* Start *

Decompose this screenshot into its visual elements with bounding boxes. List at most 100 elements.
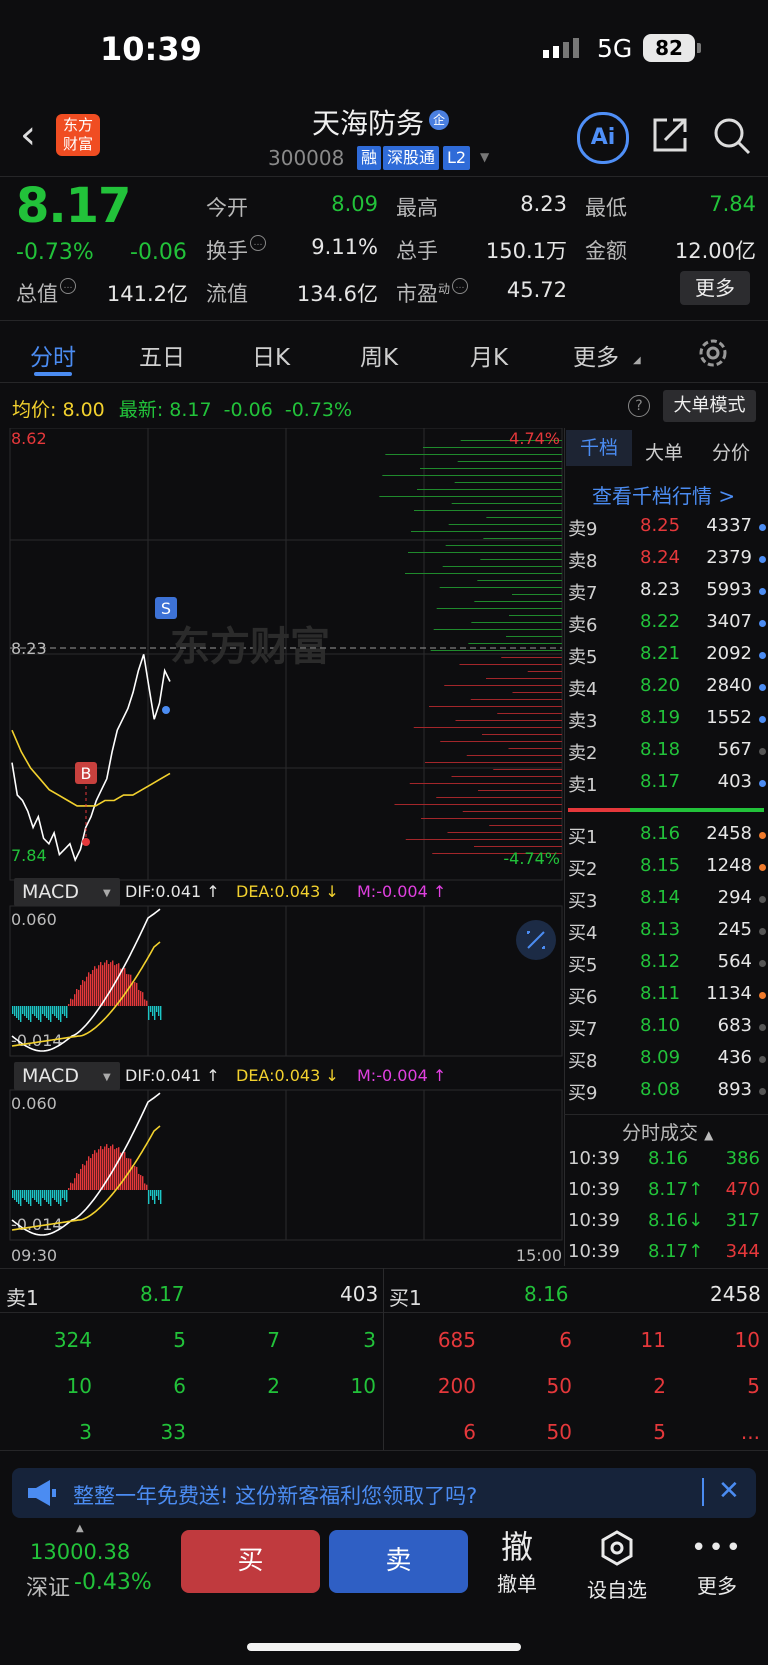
ai-button[interactable]: Ai — [577, 112, 629, 164]
more-menu-button[interactable]: ••• 更多 — [677, 1530, 757, 1599]
ask-level[interactable]: 卖5 8.21 2092 — [568, 639, 766, 671]
time-sales-title[interactable]: 分时成交 ▲ — [622, 1118, 713, 1145]
depth-bar — [497, 713, 562, 714]
close-icon[interactable]: ✕ — [718, 1476, 740, 1506]
bid-level[interactable]: 买2 8.15 1248 — [568, 851, 766, 883]
macd-bar — [24, 1006, 26, 1016]
macd-bar — [100, 962, 102, 1006]
tab-intraday[interactable]: 分时 — [30, 338, 76, 372]
help-icon[interactable]: ? — [628, 395, 650, 417]
gear-icon[interactable] — [696, 336, 730, 370]
depth-bar — [462, 811, 562, 812]
buy-button[interactable]: 买 — [181, 1530, 320, 1593]
level-volume: 1248 — [706, 855, 752, 876]
add-watchlist-button[interactable]: 设自选 — [577, 1530, 657, 1603]
macd-ymax: 0.060 — [11, 910, 57, 929]
tab-more[interactable]: 更多 — [573, 338, 619, 372]
macd-bar — [72, 999, 74, 1006]
cancel-order-button[interactable]: 撤 撤单 — [477, 1530, 557, 1597]
level-label: 买9 — [568, 1083, 598, 1104]
depth-bar — [509, 615, 562, 616]
battery-tip — [697, 43, 701, 53]
home-indicator[interactable] — [247, 1643, 521, 1651]
ask-level[interactable]: 卖7 8.23 5993 — [568, 575, 766, 607]
ask-level[interactable]: 卖1 8.17 403 — [568, 767, 766, 799]
search-icon[interactable] — [712, 116, 752, 156]
promo-text[interactable]: 整整一年免费送! 这份新客福利您领取了吗? — [73, 1480, 477, 1510]
macd-bar — [94, 1150, 96, 1190]
depth-bar — [394, 804, 562, 805]
ask-level[interactable]: 卖3 8.19 1552 — [568, 703, 766, 735]
bid-level[interactable]: 买7 8.10 683 — [568, 1011, 766, 1043]
bid-level[interactable]: 买4 8.13 245 — [568, 915, 766, 947]
macd-bar — [46, 1190, 48, 1202]
bid-level[interactable]: 买6 8.11 1134 — [568, 979, 766, 1011]
info-icon[interactable]: … — [60, 278, 76, 294]
back-icon[interactable]: ‹ — [20, 112, 36, 158]
bid-level[interactable]: 买5 8.12 564 — [568, 947, 766, 979]
level-dot — [759, 652, 766, 659]
level-price: 8.23 — [640, 579, 681, 600]
macd-bar — [108, 964, 110, 1006]
depth-bar — [466, 755, 562, 756]
macd-bar — [100, 1146, 102, 1190]
tab-weekly[interactable]: 周K — [360, 338, 398, 372]
macd-bar — [18, 1190, 20, 1204]
depth-bar — [512, 594, 562, 595]
tick-time: 10:39 — [568, 1210, 620, 1231]
sell-button[interactable]: 卖 — [329, 1530, 468, 1593]
depth-bars — [379, 440, 562, 854]
info-icon[interactable]: … — [452, 278, 469, 294]
macd-bar — [134, 1166, 136, 1190]
intraday-chart[interactable]: 东方财富 8.62 7.84 8.23 4.74% -4.74% B S MAC… — [0, 428, 566, 1263]
tab-monthly[interactable]: 月K — [470, 338, 508, 372]
bid-level[interactable]: 买3 8.14 294 — [568, 883, 766, 915]
more-button[interactable]: 更多 — [680, 271, 750, 305]
macd-bar — [132, 1165, 134, 1190]
big-order-mode-button[interactable]: 大单模式 — [663, 390, 756, 422]
queue-cell: 2 — [267, 1374, 280, 1398]
tab-daily[interactable]: 日K — [252, 338, 290, 372]
info-icon[interactable]: … — [250, 235, 266, 251]
macd-bar — [58, 1190, 60, 1204]
stock-code: 300008 — [268, 146, 345, 170]
tab-5day[interactable]: 五日 — [139, 338, 185, 372]
tab-big-orders[interactable]: 大单 — [645, 438, 683, 465]
macd-bar — [96, 1152, 98, 1190]
depth-bar — [493, 769, 562, 770]
macd-bar — [58, 1006, 60, 1020]
ask-level[interactable]: 卖9 8.25 4337 — [568, 511, 766, 543]
ask-level[interactable]: 卖2 8.18 567 — [568, 735, 766, 767]
macd-bar — [152, 1190, 154, 1200]
level-label: 买1 — [568, 827, 598, 848]
macd-bar — [86, 976, 88, 1006]
depth-bar — [439, 587, 562, 588]
macd-bar — [132, 981, 134, 1006]
bid-level[interactable]: 买9 8.08 893 — [568, 1075, 766, 1107]
level-label: 卖8 — [568, 551, 598, 572]
volume-label: 总手 — [396, 239, 438, 263]
tab-price-distribution[interactable]: 分价 — [712, 438, 750, 465]
pe-value: 45.72 — [506, 278, 567, 302]
turnover-value: 9.11% — [311, 235, 378, 259]
chevron-up-icon[interactable]: ▲ — [76, 1523, 84, 1534]
bid-level[interactable]: 买1 8.16 2458 — [568, 819, 766, 851]
level-label: 卖4 — [568, 679, 598, 700]
share-icon[interactable] — [651, 116, 689, 154]
level-dot — [759, 716, 766, 723]
ask-level[interactable]: 卖4 8.20 2840 — [568, 671, 766, 703]
thousand-levels-link[interactable]: 查看千档行情 > — [592, 480, 735, 509]
index-value[interactable]: 13000.38 — [30, 1540, 130, 1564]
depth-bar — [480, 559, 562, 560]
macd-bar — [84, 981, 86, 1006]
ask-level[interactable]: 卖8 8.24 2379 — [568, 543, 766, 575]
tick-time: 10:39 — [568, 1241, 620, 1262]
tab-thousand-levels[interactable]: 千档 — [566, 430, 632, 466]
depth-bar — [468, 643, 562, 644]
bid-level[interactable]: 买8 8.09 436 — [568, 1043, 766, 1075]
ask-level[interactable]: 卖6 8.22 3407 — [568, 607, 766, 639]
tag-l2: L2 — [443, 146, 471, 170]
chevron-down-icon[interactable]: ▼ — [480, 150, 489, 164]
macd-bar — [50, 1190, 52, 1206]
depth-bar — [454, 482, 562, 483]
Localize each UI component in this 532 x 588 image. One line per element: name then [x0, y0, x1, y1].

* End *

Reproduce every line above word for word, leaving out the pictures.

▸ THE SOLUTION
Decompose this screenshot into its visual elements with bounding boxes. List at most 100 elements.
ai-button[interactable]: Ai — [577, 112, 629, 164]
more-menu-button[interactable]: ••• 更多 — [677, 1530, 757, 1599]
ask-level[interactable]: 卖5 8.21 2092 — [568, 639, 766, 671]
time-sales-title[interactable]: 分时成交 ▲ — [622, 1118, 713, 1145]
depth-bar — [497, 713, 562, 714]
close-icon[interactable]: ✕ — [718, 1476, 740, 1506]
bid-level[interactable]: 买2 8.15 1248 — [568, 851, 766, 883]
macd-bar — [24, 1006, 26, 1016]
macd-bar — [100, 962, 102, 1006]
tab-intraday[interactable]: 分时 — [30, 338, 76, 372]
help-icon[interactable]: ? — [628, 395, 650, 417]
gear-icon[interactable] — [696, 336, 730, 370]
depth-bar — [462, 811, 562, 812]
buy-button[interactable]: 买 — [181, 1530, 320, 1593]
level-volume: 1248 — [706, 855, 752, 876]
add-watchlist-button[interactable]: 设自选 — [577, 1530, 657, 1603]
macd-ymax: 0.060 — [11, 910, 57, 929]
tab-more[interactable]: 更多 — [573, 338, 619, 372]
macd-bar — [72, 999, 74, 1006]
cancel-order-button[interactable]: 撤 撤单 — [477, 1530, 557, 1597]
level-label: 买9 — [568, 1083, 598, 1104]
depth-bar — [509, 615, 562, 616]
battery-tip — [697, 43, 701, 53]
home-indicator[interactable] — [247, 1643, 521, 1651]
ask-level[interactable]: 卖7 8.23 5993 — [568, 575, 766, 607]
ask-level[interactable]: 卖1 8.17 403 — [568, 767, 766, 799]
search-icon[interactable] — [712, 116, 752, 156]
promo-text[interactable]: 整整一年免费送! 这份新客福利您领取了吗? — [73, 1480, 477, 1510]
macd-bar — [94, 1150, 96, 1190]
depth-bar — [394, 804, 562, 805]
ask-level[interactable]: 卖3 8.19 1552 — [568, 703, 766, 735]
bid-level[interactable]: 买7 8.10 683 — [568, 1011, 766, 1043]
bid-level[interactable]: 买4 8.13 245 — [568, 915, 766, 947]
macd-bar — [46, 1190, 48, 1202]
bid-level[interactable]: 买6 8.11 1134 — [568, 979, 766, 1011]
info-icon[interactable]: … — [60, 278, 76, 294]
back-icon[interactable]: ‹ — [20, 112, 36, 158]
bid-level[interactable]: 买5 8.12 564 — [568, 947, 766, 979]
level-dot — [759, 652, 766, 659]
level-price: 8.23 — [640, 579, 681, 600]
macd-bar — [108, 964, 110, 1006]
depth-bar — [466, 755, 562, 756]
macd-bar — [100, 1146, 102, 1190]
tab-weekly[interactable]: 周K — [360, 338, 398, 372]
macd-bar — [18, 1190, 20, 1204]
depth-bar — [512, 594, 562, 595]
tick-time: 10:39 — [568, 1210, 620, 1231]
sell-button[interactable]: 卖 — [329, 1530, 468, 1593]
depth-bars — [379, 440, 562, 854]
info-icon[interactable]: … — [452, 278, 469, 294]
macd-bar — [134, 1166, 136, 1190]
intraday-chart[interactable]: 东方财富 8.62 7.84 8.23 4.74% -4.74% B S MAC… — [0, 428, 566, 1263]
tab-monthly[interactable]: 月K — [470, 338, 508, 372]
bid-level[interactable]: 买3 8.14 294 — [568, 883, 766, 915]
more-button[interactable]: 更多 — [680, 271, 750, 305]
macd-bar — [132, 1165, 134, 1190]
big-order-mode-button[interactable]: 大单模式 — [663, 390, 756, 422]
queue-cell: 2 — [267, 1374, 280, 1398]
tab-daily[interactable]: 日K — [252, 338, 290, 372]
info-icon[interactable]: … — [250, 235, 266, 251]
macd-bar — [58, 1190, 60, 1204]
stock-code: 300008 — [268, 146, 345, 170]
tab-5day[interactable]: 五日 — [139, 338, 185, 372]
tab-big-orders[interactable]: 大单 — [645, 438, 683, 465]
macd-bar — [96, 1152, 98, 1190]
depth-bar — [493, 769, 562, 770]
macd-bar — [58, 1006, 60, 1020]
ask-level[interactable]: 卖9 8.25 4337 — [568, 511, 766, 543]
ask-level[interactable]: 卖2 8.18 567 — [568, 735, 766, 767]
macd-bar — [152, 1190, 154, 1200]
level-label: 买1 — [568, 827, 598, 848]
macd-bar — [86, 976, 88, 1006]
depth-bar — [439, 587, 562, 588]
macd-bar — [132, 981, 134, 1006]
bid-level[interactable]: 买9 8.08 893 — [568, 1075, 766, 1107]
level-label: 卖8 — [568, 551, 598, 572]
volume-label: 总手 — [396, 239, 438, 263]
tab-price-distribution[interactable]: 分价 — [712, 438, 750, 465]
pe-value: 45.72 — [506, 278, 567, 302]
turnover-value: 9.11% — [311, 235, 378, 259]
chevron-up-icon[interactable]: ▲ — [76, 1523, 84, 1534]
bid-level[interactable]: 买1 8.16 2458 — [568, 819, 766, 851]
level-label: 卖4 — [568, 679, 598, 700]
share-icon[interactable] — [651, 116, 689, 154]
level-dot — [759, 716, 766, 723]
ask-level[interactable]: 卖4 8.20 2840 — [568, 671, 766, 703]
thousand-levels-link[interactable]: 查看千档行情 > — [592, 480, 735, 509]
index-value[interactable]: 13000.38 — [30, 1540, 130, 1564]
depth-bar — [480, 559, 562, 560]
macd-bar — [84, 981, 86, 1006]
ask-level[interactable]: 卖8 8.24 2379 — [568, 543, 766, 575]
tick-time: 10:39 — [568, 1241, 620, 1262]
tab-thousand-levels[interactable]: 千档 — [566, 430, 632, 466]
depth-bar — [468, 643, 562, 644]
bid-level[interactable]: 买8 8.09 436 — [568, 1043, 766, 1075]
ask-level[interactable]: 卖6 8.22 3407 — [568, 607, 766, 639]
tag-l2: L2 — [443, 146, 471, 170]
chevron-down-icon[interactable]: ▼ — [480, 150, 489, 164]
macd-bar — [50, 1190, 52, 1206]
depth-bar — [454, 482, 562, 483]
Localize each UI component in this 532 x 588 image. One line per element: name then [x0, y0, x1, y1].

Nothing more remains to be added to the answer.